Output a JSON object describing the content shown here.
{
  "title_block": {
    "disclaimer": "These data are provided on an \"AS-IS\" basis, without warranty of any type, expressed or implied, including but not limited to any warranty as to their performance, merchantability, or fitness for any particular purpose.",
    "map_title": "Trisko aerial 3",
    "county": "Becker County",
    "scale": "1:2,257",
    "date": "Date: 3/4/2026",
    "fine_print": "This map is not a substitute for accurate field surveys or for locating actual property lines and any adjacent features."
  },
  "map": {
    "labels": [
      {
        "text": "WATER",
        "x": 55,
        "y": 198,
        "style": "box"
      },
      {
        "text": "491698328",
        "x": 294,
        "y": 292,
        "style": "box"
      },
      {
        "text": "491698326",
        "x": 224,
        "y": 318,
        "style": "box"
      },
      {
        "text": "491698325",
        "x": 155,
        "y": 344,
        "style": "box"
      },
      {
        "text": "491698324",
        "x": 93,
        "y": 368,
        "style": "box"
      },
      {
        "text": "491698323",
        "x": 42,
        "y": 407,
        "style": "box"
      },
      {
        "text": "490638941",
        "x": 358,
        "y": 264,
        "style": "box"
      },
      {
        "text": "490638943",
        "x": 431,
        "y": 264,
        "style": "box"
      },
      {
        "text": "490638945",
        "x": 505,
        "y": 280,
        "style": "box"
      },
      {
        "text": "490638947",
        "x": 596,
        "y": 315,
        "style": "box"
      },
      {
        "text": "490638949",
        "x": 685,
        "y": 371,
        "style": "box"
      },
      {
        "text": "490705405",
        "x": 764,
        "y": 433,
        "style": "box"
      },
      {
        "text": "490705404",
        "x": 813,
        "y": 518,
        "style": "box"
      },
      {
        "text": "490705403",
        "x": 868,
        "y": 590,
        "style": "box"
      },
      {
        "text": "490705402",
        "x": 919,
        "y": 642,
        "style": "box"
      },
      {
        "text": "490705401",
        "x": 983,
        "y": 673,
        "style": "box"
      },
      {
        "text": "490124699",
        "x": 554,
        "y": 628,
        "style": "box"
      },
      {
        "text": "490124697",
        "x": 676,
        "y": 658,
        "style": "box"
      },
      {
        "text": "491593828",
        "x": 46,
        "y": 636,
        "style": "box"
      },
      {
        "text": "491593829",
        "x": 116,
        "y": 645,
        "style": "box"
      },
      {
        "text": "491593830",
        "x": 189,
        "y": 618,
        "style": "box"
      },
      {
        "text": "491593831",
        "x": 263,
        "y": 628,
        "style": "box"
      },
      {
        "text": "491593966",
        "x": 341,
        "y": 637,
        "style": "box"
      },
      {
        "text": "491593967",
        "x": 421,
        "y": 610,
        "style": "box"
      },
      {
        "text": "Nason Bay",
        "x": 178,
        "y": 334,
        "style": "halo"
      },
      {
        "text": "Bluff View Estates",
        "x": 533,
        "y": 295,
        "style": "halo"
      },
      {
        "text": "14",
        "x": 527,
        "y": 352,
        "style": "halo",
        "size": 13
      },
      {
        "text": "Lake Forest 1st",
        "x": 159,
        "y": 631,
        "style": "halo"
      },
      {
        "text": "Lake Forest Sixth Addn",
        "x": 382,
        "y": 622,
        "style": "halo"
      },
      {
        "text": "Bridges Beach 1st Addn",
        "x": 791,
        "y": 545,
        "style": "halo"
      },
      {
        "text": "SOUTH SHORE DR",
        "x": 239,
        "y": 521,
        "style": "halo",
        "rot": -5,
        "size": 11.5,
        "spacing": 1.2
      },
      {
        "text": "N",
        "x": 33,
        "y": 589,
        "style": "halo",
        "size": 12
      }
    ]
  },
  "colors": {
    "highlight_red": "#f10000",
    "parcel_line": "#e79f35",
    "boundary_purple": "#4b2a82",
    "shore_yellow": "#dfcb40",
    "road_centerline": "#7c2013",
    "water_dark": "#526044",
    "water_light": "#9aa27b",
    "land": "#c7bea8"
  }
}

---

Aim of the task. Report back each line of the entries that holds the string "Forest".

Solved exercise.
        "text": "Lake Forest 1st",
        "text": "Lake Forest Sixth Addn",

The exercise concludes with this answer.